Transcribe all the records exactly and omit any images they hold.

(Structured figure records)
• • • • •

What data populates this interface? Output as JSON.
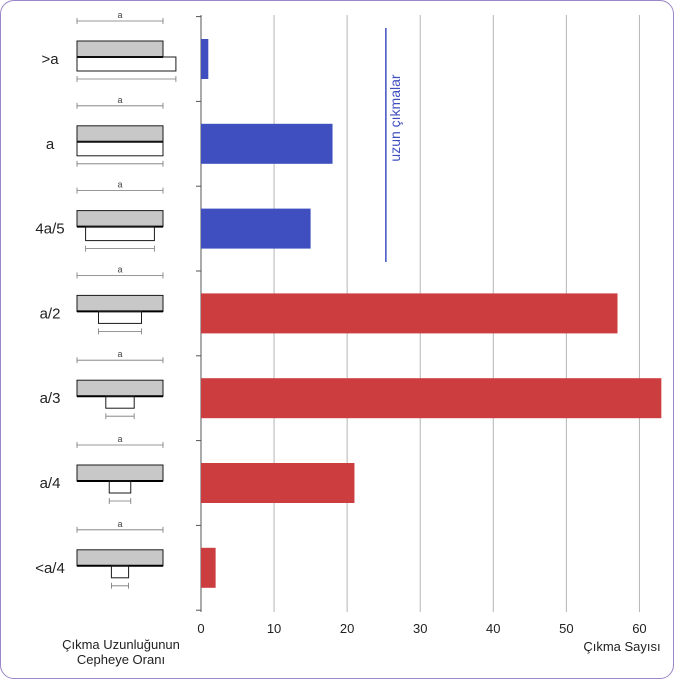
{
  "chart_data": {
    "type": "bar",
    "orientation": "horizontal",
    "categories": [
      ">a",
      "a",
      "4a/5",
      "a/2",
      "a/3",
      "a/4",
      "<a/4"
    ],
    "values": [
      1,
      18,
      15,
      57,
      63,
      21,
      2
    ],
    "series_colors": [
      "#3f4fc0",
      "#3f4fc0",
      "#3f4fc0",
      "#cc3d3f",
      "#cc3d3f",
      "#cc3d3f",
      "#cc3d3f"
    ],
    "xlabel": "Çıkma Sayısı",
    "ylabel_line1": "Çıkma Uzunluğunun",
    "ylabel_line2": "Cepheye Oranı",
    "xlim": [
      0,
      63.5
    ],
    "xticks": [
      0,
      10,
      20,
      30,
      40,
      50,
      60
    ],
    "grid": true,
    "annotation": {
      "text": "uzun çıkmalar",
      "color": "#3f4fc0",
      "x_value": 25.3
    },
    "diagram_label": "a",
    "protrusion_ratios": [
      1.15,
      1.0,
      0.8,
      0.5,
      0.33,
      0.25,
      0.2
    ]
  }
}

• • • • •

RESULT OF THIS TASK:
What data populates this interface? Output as JSON.
{
  "chart_data": {
    "type": "bar",
    "orientation": "horizontal",
    "categories": [
      ">a",
      "a",
      "4a/5",
      "a/2",
      "a/3",
      "a/4",
      "<a/4"
    ],
    "values": [
      1,
      18,
      15,
      57,
      63,
      21,
      2
    ],
    "series_colors": [
      "#3f4fc0",
      "#3f4fc0",
      "#3f4fc0",
      "#cc3d3f",
      "#cc3d3f",
      "#cc3d3f",
      "#cc3d3f"
    ],
    "xlabel": "Çıkma Sayısı",
    "ylabel_line1": "Çıkma Uzunluğunun",
    "ylabel_line2": "Cepheye Oranı",
    "xlim": [
      0,
      63.5
    ],
    "xticks": [
      0,
      10,
      20,
      30,
      40,
      50,
      60
    ],
    "grid": true,
    "annotation": {
      "text": "uzun çıkmalar",
      "color": "#3f4fc0",
      "x_value": 25.3
    },
    "diagram_label": "a",
    "protrusion_ratios": [
      1.15,
      1.0,
      0.8,
      0.5,
      0.33,
      0.25,
      0.2
    ]
  }
}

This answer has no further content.